↓↓↓

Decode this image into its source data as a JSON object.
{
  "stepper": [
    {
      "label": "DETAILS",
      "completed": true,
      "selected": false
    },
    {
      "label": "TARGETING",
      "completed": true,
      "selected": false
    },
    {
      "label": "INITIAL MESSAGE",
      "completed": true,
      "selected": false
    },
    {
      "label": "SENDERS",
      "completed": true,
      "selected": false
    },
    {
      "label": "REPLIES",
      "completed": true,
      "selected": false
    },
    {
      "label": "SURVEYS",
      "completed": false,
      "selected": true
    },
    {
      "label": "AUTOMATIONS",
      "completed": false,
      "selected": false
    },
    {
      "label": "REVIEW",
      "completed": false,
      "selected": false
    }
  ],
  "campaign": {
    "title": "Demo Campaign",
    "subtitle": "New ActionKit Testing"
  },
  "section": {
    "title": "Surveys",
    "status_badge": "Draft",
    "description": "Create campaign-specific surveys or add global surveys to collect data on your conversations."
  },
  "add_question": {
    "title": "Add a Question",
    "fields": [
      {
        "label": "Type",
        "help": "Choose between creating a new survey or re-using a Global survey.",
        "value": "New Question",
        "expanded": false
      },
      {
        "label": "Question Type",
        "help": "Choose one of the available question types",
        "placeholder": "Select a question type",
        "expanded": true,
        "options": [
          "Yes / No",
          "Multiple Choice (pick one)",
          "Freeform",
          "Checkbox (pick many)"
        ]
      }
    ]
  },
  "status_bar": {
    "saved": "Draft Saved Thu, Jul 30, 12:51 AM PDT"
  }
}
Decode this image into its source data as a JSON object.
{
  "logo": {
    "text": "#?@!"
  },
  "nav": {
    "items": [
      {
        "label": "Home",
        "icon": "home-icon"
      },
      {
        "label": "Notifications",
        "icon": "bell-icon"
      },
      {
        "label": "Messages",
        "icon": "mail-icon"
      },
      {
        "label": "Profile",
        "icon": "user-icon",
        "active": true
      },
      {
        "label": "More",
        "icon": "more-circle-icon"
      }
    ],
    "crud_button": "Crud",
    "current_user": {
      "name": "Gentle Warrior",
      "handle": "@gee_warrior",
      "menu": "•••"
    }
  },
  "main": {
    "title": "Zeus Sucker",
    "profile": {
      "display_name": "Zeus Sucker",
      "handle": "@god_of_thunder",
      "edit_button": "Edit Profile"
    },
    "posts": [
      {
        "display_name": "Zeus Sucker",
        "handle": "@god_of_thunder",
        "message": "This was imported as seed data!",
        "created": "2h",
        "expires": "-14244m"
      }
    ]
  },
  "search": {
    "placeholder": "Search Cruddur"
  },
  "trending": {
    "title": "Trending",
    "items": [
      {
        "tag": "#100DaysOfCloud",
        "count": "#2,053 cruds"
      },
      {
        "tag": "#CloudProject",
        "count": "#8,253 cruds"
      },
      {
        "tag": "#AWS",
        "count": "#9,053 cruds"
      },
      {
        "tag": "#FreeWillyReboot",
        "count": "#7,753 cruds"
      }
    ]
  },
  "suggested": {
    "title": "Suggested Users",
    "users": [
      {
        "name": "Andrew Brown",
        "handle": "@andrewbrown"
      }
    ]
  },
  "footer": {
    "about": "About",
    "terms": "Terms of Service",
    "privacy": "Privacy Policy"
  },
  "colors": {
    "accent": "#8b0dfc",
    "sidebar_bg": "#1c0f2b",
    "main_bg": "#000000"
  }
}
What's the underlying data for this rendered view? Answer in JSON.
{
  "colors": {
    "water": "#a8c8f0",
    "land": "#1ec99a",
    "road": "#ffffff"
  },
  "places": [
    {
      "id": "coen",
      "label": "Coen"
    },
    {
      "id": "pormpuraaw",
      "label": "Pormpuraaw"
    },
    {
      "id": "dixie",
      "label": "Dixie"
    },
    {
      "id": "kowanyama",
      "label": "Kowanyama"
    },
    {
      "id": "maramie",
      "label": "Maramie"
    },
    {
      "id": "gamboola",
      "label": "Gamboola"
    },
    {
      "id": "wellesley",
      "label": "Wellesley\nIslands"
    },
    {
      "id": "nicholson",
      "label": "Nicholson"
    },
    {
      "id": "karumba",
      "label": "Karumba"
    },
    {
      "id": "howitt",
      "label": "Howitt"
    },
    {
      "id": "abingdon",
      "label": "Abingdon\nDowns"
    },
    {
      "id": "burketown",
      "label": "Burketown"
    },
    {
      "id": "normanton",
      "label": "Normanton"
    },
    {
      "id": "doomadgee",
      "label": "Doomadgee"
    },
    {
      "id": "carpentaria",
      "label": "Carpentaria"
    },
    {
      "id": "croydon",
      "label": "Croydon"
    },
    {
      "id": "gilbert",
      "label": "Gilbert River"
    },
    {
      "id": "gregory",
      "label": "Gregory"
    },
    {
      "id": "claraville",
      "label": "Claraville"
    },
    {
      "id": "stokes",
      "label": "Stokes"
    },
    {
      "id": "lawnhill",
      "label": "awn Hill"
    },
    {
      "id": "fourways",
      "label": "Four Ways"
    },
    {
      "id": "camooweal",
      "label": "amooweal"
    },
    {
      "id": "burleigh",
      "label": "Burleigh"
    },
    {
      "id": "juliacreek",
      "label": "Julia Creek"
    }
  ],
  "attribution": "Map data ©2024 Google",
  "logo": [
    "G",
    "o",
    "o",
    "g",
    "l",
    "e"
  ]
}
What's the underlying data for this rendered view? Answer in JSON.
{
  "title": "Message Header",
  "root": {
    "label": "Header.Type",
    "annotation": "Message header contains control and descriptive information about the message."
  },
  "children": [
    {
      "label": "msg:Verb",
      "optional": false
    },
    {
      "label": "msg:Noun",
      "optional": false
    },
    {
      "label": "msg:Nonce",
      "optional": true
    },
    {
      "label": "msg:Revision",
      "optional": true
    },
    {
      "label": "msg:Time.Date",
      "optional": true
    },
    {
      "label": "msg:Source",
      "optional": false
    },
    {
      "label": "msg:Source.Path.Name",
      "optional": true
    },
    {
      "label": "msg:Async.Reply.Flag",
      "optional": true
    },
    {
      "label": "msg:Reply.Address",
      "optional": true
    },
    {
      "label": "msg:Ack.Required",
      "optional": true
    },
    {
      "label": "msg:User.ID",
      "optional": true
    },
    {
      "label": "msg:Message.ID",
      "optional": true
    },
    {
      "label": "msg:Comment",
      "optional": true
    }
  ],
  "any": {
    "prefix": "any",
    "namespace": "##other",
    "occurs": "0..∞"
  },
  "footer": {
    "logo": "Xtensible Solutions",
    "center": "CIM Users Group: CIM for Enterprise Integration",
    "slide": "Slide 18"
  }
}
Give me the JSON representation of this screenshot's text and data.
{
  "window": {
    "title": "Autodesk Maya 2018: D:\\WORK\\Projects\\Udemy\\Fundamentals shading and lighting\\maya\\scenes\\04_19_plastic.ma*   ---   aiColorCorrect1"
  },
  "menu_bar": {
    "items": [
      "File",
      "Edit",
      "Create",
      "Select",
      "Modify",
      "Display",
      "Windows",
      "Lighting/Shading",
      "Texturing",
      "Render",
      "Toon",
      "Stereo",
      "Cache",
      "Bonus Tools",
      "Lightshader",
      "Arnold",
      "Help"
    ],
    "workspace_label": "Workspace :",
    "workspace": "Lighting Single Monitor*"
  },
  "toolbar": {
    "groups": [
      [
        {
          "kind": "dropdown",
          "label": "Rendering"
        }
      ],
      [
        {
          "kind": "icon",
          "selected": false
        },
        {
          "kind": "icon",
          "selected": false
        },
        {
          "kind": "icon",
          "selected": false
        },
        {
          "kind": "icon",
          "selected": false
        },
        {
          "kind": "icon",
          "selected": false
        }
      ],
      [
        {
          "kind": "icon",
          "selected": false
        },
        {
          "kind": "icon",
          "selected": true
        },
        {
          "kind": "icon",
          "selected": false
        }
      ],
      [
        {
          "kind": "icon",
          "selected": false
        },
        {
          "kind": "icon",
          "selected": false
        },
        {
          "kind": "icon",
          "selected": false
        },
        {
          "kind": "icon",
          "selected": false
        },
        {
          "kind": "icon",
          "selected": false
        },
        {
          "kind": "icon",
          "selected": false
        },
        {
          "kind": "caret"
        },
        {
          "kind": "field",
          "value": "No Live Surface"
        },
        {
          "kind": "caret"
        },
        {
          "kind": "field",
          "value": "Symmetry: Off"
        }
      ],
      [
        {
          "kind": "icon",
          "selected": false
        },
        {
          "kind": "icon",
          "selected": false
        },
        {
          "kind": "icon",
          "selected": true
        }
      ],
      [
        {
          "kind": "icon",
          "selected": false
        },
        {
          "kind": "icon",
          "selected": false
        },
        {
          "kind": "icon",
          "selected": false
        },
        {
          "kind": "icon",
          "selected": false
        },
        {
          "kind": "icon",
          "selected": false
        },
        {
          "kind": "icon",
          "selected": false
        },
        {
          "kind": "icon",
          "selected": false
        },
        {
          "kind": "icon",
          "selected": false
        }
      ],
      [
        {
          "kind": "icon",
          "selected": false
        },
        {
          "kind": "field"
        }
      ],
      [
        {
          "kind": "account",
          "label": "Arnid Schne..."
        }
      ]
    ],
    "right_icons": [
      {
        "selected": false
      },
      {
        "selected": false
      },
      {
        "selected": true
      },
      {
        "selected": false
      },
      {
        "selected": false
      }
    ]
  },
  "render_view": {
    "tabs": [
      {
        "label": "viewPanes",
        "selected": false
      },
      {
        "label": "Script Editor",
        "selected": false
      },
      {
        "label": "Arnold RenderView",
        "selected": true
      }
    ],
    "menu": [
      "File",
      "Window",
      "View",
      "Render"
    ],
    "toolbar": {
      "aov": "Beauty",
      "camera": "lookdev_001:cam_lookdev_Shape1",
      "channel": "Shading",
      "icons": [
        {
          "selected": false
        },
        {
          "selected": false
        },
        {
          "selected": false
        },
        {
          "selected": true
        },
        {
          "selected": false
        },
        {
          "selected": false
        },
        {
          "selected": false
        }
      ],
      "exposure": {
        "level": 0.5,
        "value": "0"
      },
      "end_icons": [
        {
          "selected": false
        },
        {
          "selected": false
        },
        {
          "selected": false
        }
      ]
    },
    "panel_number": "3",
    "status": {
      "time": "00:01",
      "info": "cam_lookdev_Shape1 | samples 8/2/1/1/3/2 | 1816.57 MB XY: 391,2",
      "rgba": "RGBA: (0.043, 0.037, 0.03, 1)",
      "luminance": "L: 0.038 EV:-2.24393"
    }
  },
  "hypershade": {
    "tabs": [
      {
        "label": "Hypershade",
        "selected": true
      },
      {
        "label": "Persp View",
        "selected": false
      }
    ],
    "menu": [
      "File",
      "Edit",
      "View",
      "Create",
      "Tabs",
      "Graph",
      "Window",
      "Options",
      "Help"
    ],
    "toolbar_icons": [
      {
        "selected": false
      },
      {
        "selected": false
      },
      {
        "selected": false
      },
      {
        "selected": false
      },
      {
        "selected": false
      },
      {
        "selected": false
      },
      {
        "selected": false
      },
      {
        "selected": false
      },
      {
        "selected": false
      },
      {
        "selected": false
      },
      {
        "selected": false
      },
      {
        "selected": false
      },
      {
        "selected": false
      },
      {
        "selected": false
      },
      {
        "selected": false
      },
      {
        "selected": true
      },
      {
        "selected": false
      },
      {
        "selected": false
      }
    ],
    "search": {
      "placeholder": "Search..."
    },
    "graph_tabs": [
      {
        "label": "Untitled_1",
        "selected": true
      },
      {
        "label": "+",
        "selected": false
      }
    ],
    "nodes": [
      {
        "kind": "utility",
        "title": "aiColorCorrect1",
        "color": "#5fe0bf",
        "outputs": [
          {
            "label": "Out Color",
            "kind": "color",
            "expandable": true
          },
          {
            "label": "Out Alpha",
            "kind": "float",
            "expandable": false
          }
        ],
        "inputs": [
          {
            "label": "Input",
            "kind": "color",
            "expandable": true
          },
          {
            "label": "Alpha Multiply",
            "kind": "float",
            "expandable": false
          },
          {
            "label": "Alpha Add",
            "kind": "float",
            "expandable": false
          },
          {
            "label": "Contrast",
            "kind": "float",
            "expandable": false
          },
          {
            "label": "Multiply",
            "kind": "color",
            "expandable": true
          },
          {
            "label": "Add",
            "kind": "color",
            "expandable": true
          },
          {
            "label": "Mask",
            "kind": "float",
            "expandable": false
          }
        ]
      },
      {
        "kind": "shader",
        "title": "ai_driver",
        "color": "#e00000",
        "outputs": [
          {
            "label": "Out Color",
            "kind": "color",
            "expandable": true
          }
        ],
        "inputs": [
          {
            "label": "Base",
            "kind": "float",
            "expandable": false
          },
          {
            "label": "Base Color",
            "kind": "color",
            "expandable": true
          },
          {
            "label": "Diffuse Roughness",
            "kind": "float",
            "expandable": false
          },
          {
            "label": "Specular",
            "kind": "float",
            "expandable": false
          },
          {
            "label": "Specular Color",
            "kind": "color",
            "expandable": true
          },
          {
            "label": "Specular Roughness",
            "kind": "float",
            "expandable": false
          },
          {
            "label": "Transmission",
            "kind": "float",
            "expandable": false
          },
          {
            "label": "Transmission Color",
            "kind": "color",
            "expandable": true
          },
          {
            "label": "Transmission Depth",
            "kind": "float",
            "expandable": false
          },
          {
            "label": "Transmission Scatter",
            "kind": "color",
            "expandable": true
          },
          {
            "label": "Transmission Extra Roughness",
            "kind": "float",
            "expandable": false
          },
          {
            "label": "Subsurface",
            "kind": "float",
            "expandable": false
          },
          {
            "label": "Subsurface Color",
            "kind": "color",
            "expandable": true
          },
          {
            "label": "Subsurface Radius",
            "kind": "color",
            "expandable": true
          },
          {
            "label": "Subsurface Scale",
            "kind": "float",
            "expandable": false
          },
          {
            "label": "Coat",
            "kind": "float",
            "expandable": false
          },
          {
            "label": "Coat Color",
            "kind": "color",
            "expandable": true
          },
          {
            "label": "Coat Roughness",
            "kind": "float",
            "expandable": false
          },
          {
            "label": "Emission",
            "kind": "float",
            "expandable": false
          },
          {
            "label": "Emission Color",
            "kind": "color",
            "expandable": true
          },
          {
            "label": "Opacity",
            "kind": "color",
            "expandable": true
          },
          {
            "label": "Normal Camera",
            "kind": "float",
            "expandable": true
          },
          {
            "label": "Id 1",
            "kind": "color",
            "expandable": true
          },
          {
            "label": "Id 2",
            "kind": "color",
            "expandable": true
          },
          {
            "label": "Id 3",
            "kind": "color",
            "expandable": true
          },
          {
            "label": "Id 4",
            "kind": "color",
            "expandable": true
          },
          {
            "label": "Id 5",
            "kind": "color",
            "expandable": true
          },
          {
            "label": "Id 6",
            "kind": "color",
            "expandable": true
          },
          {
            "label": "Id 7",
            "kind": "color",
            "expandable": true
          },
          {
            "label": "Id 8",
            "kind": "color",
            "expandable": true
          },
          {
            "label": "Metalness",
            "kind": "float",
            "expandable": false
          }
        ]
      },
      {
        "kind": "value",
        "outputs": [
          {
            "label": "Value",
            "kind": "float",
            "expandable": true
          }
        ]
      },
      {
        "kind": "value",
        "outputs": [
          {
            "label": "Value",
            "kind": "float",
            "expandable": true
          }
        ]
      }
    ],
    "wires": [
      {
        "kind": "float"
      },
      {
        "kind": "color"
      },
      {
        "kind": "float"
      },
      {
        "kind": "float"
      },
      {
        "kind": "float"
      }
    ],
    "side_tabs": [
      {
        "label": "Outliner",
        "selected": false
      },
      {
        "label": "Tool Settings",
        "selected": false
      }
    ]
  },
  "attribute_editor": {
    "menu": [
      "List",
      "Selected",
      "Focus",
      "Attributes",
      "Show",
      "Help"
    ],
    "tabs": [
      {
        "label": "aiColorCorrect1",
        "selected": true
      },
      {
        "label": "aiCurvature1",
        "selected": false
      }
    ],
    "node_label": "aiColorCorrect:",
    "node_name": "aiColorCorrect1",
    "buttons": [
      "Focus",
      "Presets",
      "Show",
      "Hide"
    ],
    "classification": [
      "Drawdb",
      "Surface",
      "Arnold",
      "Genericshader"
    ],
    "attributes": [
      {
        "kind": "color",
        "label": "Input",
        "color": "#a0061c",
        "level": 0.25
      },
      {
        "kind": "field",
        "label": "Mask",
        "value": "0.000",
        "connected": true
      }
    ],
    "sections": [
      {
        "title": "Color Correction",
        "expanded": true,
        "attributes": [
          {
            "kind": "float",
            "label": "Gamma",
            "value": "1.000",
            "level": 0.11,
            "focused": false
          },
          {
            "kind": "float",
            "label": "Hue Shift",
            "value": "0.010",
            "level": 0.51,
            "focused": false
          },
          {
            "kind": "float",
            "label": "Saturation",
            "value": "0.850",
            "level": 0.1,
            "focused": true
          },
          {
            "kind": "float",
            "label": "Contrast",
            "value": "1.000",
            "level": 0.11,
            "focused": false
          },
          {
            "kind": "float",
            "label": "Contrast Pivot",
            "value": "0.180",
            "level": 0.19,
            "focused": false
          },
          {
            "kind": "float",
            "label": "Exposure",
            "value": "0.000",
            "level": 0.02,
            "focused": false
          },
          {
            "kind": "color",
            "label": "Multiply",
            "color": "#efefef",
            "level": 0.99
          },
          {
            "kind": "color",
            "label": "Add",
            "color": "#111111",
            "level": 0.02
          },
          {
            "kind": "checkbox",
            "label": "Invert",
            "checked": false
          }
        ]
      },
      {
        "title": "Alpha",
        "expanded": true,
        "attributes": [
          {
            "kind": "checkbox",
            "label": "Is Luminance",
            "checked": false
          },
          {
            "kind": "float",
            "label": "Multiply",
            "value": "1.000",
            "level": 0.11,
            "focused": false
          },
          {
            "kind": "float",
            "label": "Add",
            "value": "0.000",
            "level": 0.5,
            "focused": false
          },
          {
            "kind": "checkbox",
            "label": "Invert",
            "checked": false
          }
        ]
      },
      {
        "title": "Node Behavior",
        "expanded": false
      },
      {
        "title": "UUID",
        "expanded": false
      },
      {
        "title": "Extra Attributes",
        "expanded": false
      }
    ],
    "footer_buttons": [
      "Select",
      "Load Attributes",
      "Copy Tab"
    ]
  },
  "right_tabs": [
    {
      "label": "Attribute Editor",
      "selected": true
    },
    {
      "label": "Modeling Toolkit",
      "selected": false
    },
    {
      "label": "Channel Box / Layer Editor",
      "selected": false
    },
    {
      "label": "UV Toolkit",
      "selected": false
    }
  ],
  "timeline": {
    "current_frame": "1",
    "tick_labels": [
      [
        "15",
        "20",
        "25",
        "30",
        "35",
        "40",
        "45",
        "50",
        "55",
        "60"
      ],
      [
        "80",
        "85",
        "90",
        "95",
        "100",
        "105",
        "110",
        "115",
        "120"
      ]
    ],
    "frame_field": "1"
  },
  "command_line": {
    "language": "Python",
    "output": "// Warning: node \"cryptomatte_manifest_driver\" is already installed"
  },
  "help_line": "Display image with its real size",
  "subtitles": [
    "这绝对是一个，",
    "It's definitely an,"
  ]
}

↑↑↑

(To do): Copy every line of the listing containing the string "Transmission".

(Solution):
            "label": "Transmission",
            "label": "Transmission Color",
            "label": "Transmission Depth",
            "label": "Transmission Scatter",
            "label": "Transmission Extra Roughness",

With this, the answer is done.